[Data for this task]
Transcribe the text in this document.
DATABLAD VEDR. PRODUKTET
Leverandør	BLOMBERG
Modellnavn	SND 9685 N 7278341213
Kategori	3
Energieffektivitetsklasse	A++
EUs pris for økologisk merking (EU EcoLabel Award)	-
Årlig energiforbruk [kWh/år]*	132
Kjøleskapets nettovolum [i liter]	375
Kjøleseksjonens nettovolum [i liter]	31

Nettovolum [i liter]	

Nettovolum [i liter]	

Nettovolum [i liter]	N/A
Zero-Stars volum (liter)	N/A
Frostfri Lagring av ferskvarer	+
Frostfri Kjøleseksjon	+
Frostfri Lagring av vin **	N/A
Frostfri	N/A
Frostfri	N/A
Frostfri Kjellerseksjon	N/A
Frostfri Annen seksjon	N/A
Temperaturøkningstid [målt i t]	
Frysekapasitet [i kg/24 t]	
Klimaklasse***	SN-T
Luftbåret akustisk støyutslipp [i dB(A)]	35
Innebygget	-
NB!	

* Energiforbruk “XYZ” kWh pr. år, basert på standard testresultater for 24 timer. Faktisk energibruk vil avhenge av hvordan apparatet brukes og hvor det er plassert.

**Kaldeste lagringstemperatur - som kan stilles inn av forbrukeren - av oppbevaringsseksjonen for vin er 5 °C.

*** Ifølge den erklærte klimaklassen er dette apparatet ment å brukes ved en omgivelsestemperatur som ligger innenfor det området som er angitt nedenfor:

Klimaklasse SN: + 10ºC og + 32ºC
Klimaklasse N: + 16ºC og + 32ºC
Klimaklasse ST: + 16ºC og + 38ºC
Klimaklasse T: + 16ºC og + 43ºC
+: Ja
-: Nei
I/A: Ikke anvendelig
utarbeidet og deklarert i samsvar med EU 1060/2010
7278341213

[Directions] Write out all the data again, exactly as it appears.

[Result of this exercise]
Transcribe the text in this document.
DATABLAD VEDR. PRODUKTET
Leverandør	BLOMBERG
Modellnavn	SND 9685 N 7278341213
Kategori	3
Energieffektivitetsklasse	A++
EUs pris for økologisk merking (EU EcoLabel Award)	-
Årlig energiforbruk [kWh/år]*	132
Kjøleskapets nettovolum [i liter]	375
Kjøleseksjonens nettovolum [i liter]	31

Nettovolum [i liter]	

Nettovolum [i liter]	

Nettovolum [i liter]	N/A
Zero-Stars volum (liter)	N/A
Frostfri Lagring av ferskvarer	+
Frostfri Kjøleseksjon	+
Frostfri Lagring av vin **	N/A
Frostfri	N/A
Frostfri	N/A
Frostfri Kjellerseksjon	N/A
Frostfri Annen seksjon	N/A
Temperaturøkningstid [målt i t]	
Frysekapasitet [i kg/24 t]	
Klimaklasse***	SN-T
Luftbåret akustisk støyutslipp [i dB(A)]	35
Innebygget	-
NB!	

* Energiforbruk “XYZ” kWh pr. år, basert på standard testresultater for 24 timer. Faktisk energibruk vil avhenge av hvordan apparatet brukes og hvor det er plassert.

**Kaldeste lagringstemperatur - som kan stilles inn av forbrukeren - av oppbevaringsseksjonen for vin er 5 °C.

*** Ifølge den erklærte klimaklassen er dette apparatet ment å brukes ved en omgivelsestemperatur som ligger innenfor det området som er angitt nedenfor:

Klimaklasse SN: + 10ºC og + 32ºC
Klimaklasse N: + 16ºC og + 32ºC
Klimaklasse ST: + 16ºC og + 38ºC
Klimaklasse T: + 16ºC og + 43ºC
+: Ja
-: Nei
I/A: Ikke anvendelig
utarbeidet og deklarert i samsvar med EU 1060/2010
7278341213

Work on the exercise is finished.